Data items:

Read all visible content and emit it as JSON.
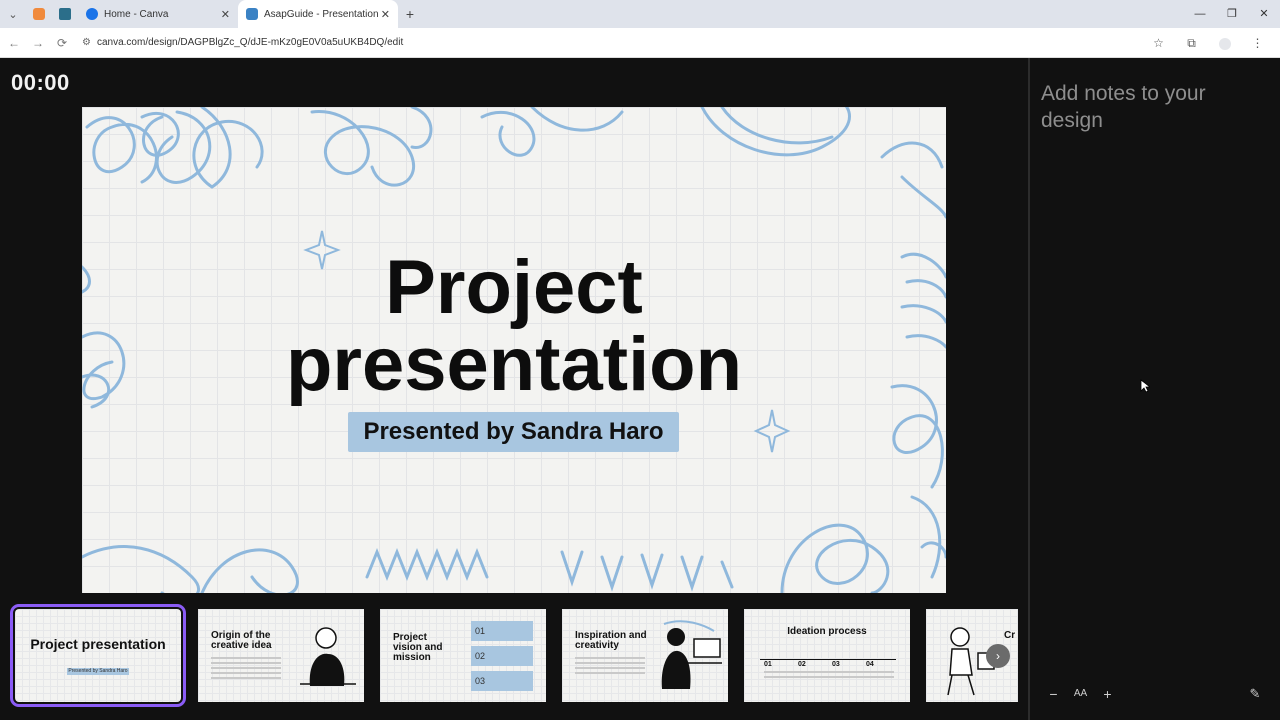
{
  "browser": {
    "tabs": [
      {
        "label": "Home - Canva",
        "active": false
      },
      {
        "label": "AsapGuide - Presentation",
        "active": true
      }
    ],
    "url": "canva.com/design/DAGPBlgZc_Q/dJE-mKz0gE0V0a5uUKB4DQ/edit",
    "icons": {
      "back": "←",
      "forward": "→",
      "reload": "⟳",
      "star": "☆",
      "ext": "⧉",
      "menu": "⋮",
      "minimize": "—",
      "restore": "❐",
      "close": "✕",
      "new_tab": "+",
      "tab_close": "✕",
      "tab_list": "⌄"
    }
  },
  "presenter": {
    "timer": "00:00",
    "slide": {
      "title_line1": "Project",
      "title_line2": "presentation",
      "subtitle": "Presented by Sandra Haro"
    },
    "thumbnails": [
      {
        "title": "Project presentation",
        "subtitle": "Presented by Sandra Haro",
        "selected": true
      },
      {
        "title": "Origin of the creative idea"
      },
      {
        "title": "Project vision and mission",
        "items": [
          "01",
          "02",
          "03"
        ]
      },
      {
        "title": "Inspiration and creativity"
      },
      {
        "title": "Ideation process",
        "steps": [
          "01",
          "02",
          "03",
          "04"
        ]
      },
      {
        "title": "Cr pr"
      }
    ],
    "next_icon": "›"
  },
  "notes": {
    "placeholder": "Add notes to your design",
    "controls": {
      "decrease": "−",
      "font_size": "AA",
      "increase": "+"
    },
    "edit_icon": "✎"
  },
  "colors": {
    "accent": "#8b5cf6",
    "highlight": "#a8c6e0",
    "doodle": "#8fb8dc"
  }
}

**Problem requirements**
Search the data for "Project". Copy every line that has it.

**Task solution**
      "title_line1": "Project",
        "title": "Project presentation",
        "title": "Project vision and mission",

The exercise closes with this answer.